*Given exercise*.
Your job is to restate each entry word for word.

# Start of Information provided

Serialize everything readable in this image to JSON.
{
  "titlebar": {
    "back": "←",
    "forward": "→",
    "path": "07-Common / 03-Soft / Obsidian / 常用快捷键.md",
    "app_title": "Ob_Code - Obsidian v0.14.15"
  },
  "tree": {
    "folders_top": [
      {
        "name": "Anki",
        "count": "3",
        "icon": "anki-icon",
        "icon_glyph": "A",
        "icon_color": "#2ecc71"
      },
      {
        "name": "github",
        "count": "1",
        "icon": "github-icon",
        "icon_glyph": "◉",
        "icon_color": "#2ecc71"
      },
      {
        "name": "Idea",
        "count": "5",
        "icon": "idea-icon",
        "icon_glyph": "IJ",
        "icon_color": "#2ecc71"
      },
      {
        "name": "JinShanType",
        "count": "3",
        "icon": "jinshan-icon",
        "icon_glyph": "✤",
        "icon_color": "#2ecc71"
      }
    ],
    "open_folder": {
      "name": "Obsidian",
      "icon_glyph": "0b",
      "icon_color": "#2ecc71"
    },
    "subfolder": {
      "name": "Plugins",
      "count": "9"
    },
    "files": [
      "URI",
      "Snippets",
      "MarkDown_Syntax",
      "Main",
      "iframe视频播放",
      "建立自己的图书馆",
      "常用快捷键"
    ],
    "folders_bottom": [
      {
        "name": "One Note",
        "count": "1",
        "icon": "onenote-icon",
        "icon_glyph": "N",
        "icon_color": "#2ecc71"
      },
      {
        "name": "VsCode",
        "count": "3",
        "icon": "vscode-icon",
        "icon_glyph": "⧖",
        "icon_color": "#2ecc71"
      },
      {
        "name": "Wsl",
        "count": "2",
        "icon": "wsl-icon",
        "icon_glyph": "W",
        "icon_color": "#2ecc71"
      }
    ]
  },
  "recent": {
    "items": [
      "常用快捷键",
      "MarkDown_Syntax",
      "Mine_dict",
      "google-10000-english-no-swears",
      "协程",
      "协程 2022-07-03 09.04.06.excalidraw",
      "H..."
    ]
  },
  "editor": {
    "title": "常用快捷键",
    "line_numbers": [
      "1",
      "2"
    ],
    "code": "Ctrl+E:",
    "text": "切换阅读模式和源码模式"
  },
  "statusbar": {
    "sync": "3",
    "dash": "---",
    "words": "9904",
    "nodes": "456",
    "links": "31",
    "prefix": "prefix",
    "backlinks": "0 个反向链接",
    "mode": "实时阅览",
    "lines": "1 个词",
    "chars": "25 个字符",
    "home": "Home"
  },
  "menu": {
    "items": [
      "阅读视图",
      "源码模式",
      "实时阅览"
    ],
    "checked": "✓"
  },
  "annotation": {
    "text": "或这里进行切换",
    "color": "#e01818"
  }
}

# End of Information provided

*Written response*.
Serialize everything readable in this image to JSON.
{
  "titlebar": {
    "back": "←",
    "forward": "→",
    "path": "07-Common / 03-Soft / Obsidian / 常用快捷键.md",
    "app_title": "Ob_Code - Obsidian v0.14.15"
  },
  "tree": {
    "folders_top": [
      {
        "name": "Anki",
        "count": "3",
        "icon": "anki-icon",
        "icon_glyph": "A",
        "icon_color": "#2ecc71"
      },
      {
        "name": "github",
        "count": "1",
        "icon": "github-icon",
        "icon_glyph": "◉",
        "icon_color": "#2ecc71"
      },
      {
        "name": "Idea",
        "count": "5",
        "icon": "idea-icon",
        "icon_glyph": "IJ",
        "icon_color": "#2ecc71"
      },
      {
        "name": "JinShanType",
        "count": "3",
        "icon": "jinshan-icon",
        "icon_glyph": "✤",
        "icon_color": "#2ecc71"
      }
    ],
    "open_folder": {
      "name": "Obsidian",
      "icon_glyph": "0b",
      "icon_color": "#2ecc71"
    },
    "subfolder": {
      "name": "Plugins",
      "count": "9"
    },
    "files": [
      "URI",
      "Snippets",
      "MarkDown_Syntax",
      "Main",
      "iframe视频播放",
      "建立自己的图书馆",
      "常用快捷键"
    ],
    "folders_bottom": [
      {
        "name": "One Note",
        "count": "1",
        "icon": "onenote-icon",
        "icon_glyph": "N",
        "icon_color": "#2ecc71"
      },
      {
        "name": "VsCode",
        "count": "3",
        "icon": "vscode-icon",
        "icon_glyph": "⧖",
        "icon_color": "#2ecc71"
      },
      {
        "name": "Wsl",
        "count": "2",
        "icon": "wsl-icon",
        "icon_glyph": "W",
        "icon_color": "#2ecc71"
      }
    ]
  },
  "recent": {
    "items": [
      "常用快捷键",
      "MarkDown_Syntax",
      "Mine_dict",
      "google-10000-english-no-swears",
      "协程",
      "协程 2022-07-03 09.04.06.excalidraw",
      "H..."
    ]
  },
  "editor": {
    "title": "常用快捷键",
    "line_numbers": [
      "1",
      "2"
    ],
    "code": "Ctrl+E:",
    "text": "切换阅读模式和源码模式"
  },
  "statusbar": {
    "sync": "3",
    "dash": "---",
    "words": "9904",
    "nodes": "456",
    "links": "31",
    "prefix": "prefix",
    "backlinks": "0 个反向链接",
    "mode": "实时阅览",
    "lines": "1 个词",
    "chars": "25 个字符",
    "home": "Home"
  },
  "menu": {
    "items": [
      "阅读视图",
      "源码模式",
      "实时阅览"
    ],
    "checked": "✓"
  },
  "annotation": {
    "text": "或这里进行切换",
    "color": "#e01818"
  }
}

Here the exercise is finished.